>>>
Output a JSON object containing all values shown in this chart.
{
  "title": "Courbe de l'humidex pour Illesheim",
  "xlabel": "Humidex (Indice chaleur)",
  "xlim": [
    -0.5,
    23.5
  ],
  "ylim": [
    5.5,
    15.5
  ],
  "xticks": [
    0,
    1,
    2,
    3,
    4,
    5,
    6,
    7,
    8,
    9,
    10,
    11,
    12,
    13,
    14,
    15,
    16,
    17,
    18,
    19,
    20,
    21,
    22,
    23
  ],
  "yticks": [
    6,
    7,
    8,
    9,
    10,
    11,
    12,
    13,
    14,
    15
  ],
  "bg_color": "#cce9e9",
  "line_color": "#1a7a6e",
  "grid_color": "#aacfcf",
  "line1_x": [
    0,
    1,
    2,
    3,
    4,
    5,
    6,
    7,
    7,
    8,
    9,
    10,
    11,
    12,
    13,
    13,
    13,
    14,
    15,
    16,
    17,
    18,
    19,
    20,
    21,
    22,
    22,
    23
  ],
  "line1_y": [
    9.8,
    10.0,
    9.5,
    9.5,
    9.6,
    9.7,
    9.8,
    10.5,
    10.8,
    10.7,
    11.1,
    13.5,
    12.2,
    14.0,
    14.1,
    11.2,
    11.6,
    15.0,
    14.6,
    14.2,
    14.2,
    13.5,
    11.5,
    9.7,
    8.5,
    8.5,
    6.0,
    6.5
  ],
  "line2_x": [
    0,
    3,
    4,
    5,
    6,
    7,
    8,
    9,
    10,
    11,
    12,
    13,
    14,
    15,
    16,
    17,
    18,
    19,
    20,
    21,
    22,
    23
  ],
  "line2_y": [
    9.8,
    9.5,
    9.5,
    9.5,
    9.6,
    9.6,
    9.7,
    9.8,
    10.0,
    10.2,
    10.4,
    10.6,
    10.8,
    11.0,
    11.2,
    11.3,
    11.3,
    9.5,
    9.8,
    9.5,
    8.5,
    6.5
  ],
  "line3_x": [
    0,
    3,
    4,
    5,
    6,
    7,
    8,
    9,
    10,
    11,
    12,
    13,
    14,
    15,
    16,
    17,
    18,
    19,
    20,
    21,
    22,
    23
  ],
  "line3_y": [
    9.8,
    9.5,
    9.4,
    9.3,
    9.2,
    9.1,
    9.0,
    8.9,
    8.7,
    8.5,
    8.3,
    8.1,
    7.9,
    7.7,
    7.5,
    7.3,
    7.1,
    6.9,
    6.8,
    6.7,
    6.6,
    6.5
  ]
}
<<<
WHAT THIS TASK INVOLVES — Set down all of the data above, word for word.

RESULT OF THIS EXERCISE —
Output a JSON object containing all values shown in this chart.
{
  "title": "Courbe de l'humidex pour Illesheim",
  "xlabel": "Humidex (Indice chaleur)",
  "xlim": [
    -0.5,
    23.5
  ],
  "ylim": [
    5.5,
    15.5
  ],
  "xticks": [
    0,
    1,
    2,
    3,
    4,
    5,
    6,
    7,
    8,
    9,
    10,
    11,
    12,
    13,
    14,
    15,
    16,
    17,
    18,
    19,
    20,
    21,
    22,
    23
  ],
  "yticks": [
    6,
    7,
    8,
    9,
    10,
    11,
    12,
    13,
    14,
    15
  ],
  "bg_color": "#cce9e9",
  "line_color": "#1a7a6e",
  "grid_color": "#aacfcf",
  "line1_x": [
    0,
    1,
    2,
    3,
    4,
    5,
    6,
    7,
    7,
    8,
    9,
    10,
    11,
    12,
    13,
    13,
    13,
    14,
    15,
    16,
    17,
    18,
    19,
    20,
    21,
    22,
    22,
    23
  ],
  "line1_y": [
    9.8,
    10.0,
    9.5,
    9.5,
    9.6,
    9.7,
    9.8,
    10.5,
    10.8,
    10.7,
    11.1,
    13.5,
    12.2,
    14.0,
    14.1,
    11.2,
    11.6,
    15.0,
    14.6,
    14.2,
    14.2,
    13.5,
    11.5,
    9.7,
    8.5,
    8.5,
    6.0,
    6.5
  ],
  "line2_x": [
    0,
    3,
    4,
    5,
    6,
    7,
    8,
    9,
    10,
    11,
    12,
    13,
    14,
    15,
    16,
    17,
    18,
    19,
    20,
    21,
    22,
    23
  ],
  "line2_y": [
    9.8,
    9.5,
    9.5,
    9.5,
    9.6,
    9.6,
    9.7,
    9.8,
    10.0,
    10.2,
    10.4,
    10.6,
    10.8,
    11.0,
    11.2,
    11.3,
    11.3,
    9.5,
    9.8,
    9.5,
    8.5,
    6.5
  ],
  "line3_x": [
    0,
    3,
    4,
    5,
    6,
    7,
    8,
    9,
    10,
    11,
    12,
    13,
    14,
    15,
    16,
    17,
    18,
    19,
    20,
    21,
    22,
    23
  ],
  "line3_y": [
    9.8,
    9.5,
    9.4,
    9.3,
    9.2,
    9.1,
    9.0,
    8.9,
    8.7,
    8.5,
    8.3,
    8.1,
    7.9,
    7.7,
    7.5,
    7.3,
    7.1,
    6.9,
    6.8,
    6.7,
    6.6,
    6.5
  ]
}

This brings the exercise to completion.